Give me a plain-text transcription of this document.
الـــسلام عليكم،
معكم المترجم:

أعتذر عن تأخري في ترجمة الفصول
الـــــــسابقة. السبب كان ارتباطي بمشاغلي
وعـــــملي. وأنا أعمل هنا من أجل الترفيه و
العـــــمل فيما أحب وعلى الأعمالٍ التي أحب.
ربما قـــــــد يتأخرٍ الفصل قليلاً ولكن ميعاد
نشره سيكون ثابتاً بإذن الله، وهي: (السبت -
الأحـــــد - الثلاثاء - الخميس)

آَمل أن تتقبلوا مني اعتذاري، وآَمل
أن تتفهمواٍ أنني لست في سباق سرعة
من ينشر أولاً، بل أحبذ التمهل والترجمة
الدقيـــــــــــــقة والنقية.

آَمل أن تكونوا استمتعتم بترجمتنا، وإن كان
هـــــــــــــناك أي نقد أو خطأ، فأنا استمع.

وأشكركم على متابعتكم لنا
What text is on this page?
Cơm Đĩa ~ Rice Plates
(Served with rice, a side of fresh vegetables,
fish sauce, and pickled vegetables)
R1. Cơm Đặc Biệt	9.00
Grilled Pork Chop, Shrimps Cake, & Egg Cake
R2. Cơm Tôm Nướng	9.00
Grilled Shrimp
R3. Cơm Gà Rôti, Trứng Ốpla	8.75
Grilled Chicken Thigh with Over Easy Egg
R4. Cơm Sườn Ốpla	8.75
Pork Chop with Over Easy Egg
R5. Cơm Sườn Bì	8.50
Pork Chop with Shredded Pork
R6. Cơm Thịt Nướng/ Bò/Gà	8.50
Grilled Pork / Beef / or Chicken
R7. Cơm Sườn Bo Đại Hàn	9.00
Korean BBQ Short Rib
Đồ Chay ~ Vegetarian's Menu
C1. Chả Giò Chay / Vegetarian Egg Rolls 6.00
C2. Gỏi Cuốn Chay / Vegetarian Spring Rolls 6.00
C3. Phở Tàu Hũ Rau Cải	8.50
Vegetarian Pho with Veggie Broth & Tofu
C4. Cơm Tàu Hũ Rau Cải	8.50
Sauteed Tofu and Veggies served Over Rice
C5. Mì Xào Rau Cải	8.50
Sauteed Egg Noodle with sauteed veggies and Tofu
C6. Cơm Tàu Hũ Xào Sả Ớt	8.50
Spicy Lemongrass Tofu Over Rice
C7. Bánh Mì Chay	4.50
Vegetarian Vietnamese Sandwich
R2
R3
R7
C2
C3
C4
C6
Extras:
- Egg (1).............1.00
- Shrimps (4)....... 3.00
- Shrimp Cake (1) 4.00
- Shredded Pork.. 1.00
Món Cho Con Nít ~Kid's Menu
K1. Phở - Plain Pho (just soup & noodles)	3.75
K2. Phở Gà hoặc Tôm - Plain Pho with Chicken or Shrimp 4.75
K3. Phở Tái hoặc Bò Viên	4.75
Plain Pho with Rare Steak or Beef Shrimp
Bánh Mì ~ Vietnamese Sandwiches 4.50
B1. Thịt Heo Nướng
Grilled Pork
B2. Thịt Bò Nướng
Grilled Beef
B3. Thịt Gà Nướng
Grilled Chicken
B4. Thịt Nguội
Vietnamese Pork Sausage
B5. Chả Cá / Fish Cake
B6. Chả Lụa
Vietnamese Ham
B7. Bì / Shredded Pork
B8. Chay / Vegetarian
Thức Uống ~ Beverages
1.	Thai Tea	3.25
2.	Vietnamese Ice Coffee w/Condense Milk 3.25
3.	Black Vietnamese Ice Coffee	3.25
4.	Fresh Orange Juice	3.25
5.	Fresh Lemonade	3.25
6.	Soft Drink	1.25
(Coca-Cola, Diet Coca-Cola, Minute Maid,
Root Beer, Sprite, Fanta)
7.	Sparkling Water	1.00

STATED EXERCISE:
Faithfully copy every entry, leaving nothing out.

FULL RESPONSE:
Give me a plain-text transcription of this document.
الـــسلام عليكم،
معكم المترجم:

أعتذر عن تأخري في ترجمة الفصول
الـــــــسابقة. السبب كان ارتباطي بمشاغلي
وعـــــملي. وأنا أعمل هنا من أجل الترفيه و
العـــــمل فيما أحب وعلى الأعمالٍ التي أحب.
ربما قـــــــد يتأخرٍ الفصل قليلاً ولكن ميعاد
نشره سيكون ثابتاً بإذن الله، وهي: (السبت -
الأحـــــد - الثلاثاء - الخميس)

آَمل أن تتقبلوا مني اعتذاري، وآَمل
أن تتفهمواٍ أنني لست في سباق سرعة
من ينشر أولاً، بل أحبذ التمهل والترجمة
الدقيـــــــــــــقة والنقية.

آَمل أن تكونوا استمتعتم بترجمتنا، وإن كان
هـــــــــــــناك أي نقد أو خطأ، فأنا استمع.

وأشكركم على متابعتكم لنا
What text is on this page?
Cơm Đĩa ~ Rice Plates
(Served with rice, a side of fresh vegetables,
fish sauce, and pickled vegetables)
R1. Cơm Đặc Biệt	9.00
Grilled Pork Chop, Shrimps Cake, & Egg Cake
R2. Cơm Tôm Nướng	9.00
Grilled Shrimp
R3. Cơm Gà Rôti, Trứng Ốpla	8.75
Grilled Chicken Thigh with Over Easy Egg
R4. Cơm Sườn Ốpla	8.75
Pork Chop with Over Easy Egg
R5. Cơm Sườn Bì	8.50
Pork Chop with Shredded Pork
R6. Cơm Thịt Nướng/ Bò/Gà	8.50
Grilled Pork / Beef / or Chicken
R7. Cơm Sườn Bo Đại Hàn	9.00
Korean BBQ Short Rib
Đồ Chay ~ Vegetarian's Menu
C1. Chả Giò Chay / Vegetarian Egg Rolls 6.00
C2. Gỏi Cuốn Chay / Vegetarian Spring Rolls 6.00
C3. Phở Tàu Hũ Rau Cải	8.50
Vegetarian Pho with Veggie Broth & Tofu
C4. Cơm Tàu Hũ Rau Cải	8.50
Sauteed Tofu and Veggies served Over Rice
C5. Mì Xào Rau Cải	8.50
Sauteed Egg Noodle with sauteed veggies and Tofu
C6. Cơm Tàu Hũ Xào Sả Ớt	8.50
Spicy Lemongrass Tofu Over Rice
C7. Bánh Mì Chay	4.50
Vegetarian Vietnamese Sandwich
R2
R3
R7
C2
C3
C4
C6
Extras:
- Egg (1).............1.00
- Shrimps (4)....... 3.00
- Shrimp Cake (1) 4.00
- Shredded Pork.. 1.00
Món Cho Con Nít ~Kid's Menu
K1. Phở - Plain Pho (just soup & noodles)	3.75
K2. Phở Gà hoặc Tôm - Plain Pho with Chicken or Shrimp 4.75
K3. Phở Tái hoặc Bò Viên	4.75
Plain Pho with Rare Steak or Beef Shrimp
Bánh Mì ~ Vietnamese Sandwiches 4.50
B1. Thịt Heo Nướng
Grilled Pork
B2. Thịt Bò Nướng
Grilled Beef
B3. Thịt Gà Nướng
Grilled Chicken
B4. Thịt Nguội
Vietnamese Pork Sausage
B5. Chả Cá / Fish Cake
B6. Chả Lụa
Vietnamese Ham
B7. Bì / Shredded Pork
B8. Chay / Vegetarian
Thức Uống ~ Beverages
1.	Thai Tea	3.25
2.	Vietnamese Ice Coffee w/Condense Milk 3.25
3.	Black Vietnamese Ice Coffee	3.25
4.	Fresh Orange Juice	3.25
5.	Fresh Lemonade	3.25
6.	Soft Drink	1.25
(Coca-Cola, Diet Coca-Cola, Minute Maid,
Root Beer, Sprite, Fanta)
7.	Sparkling Water	1.00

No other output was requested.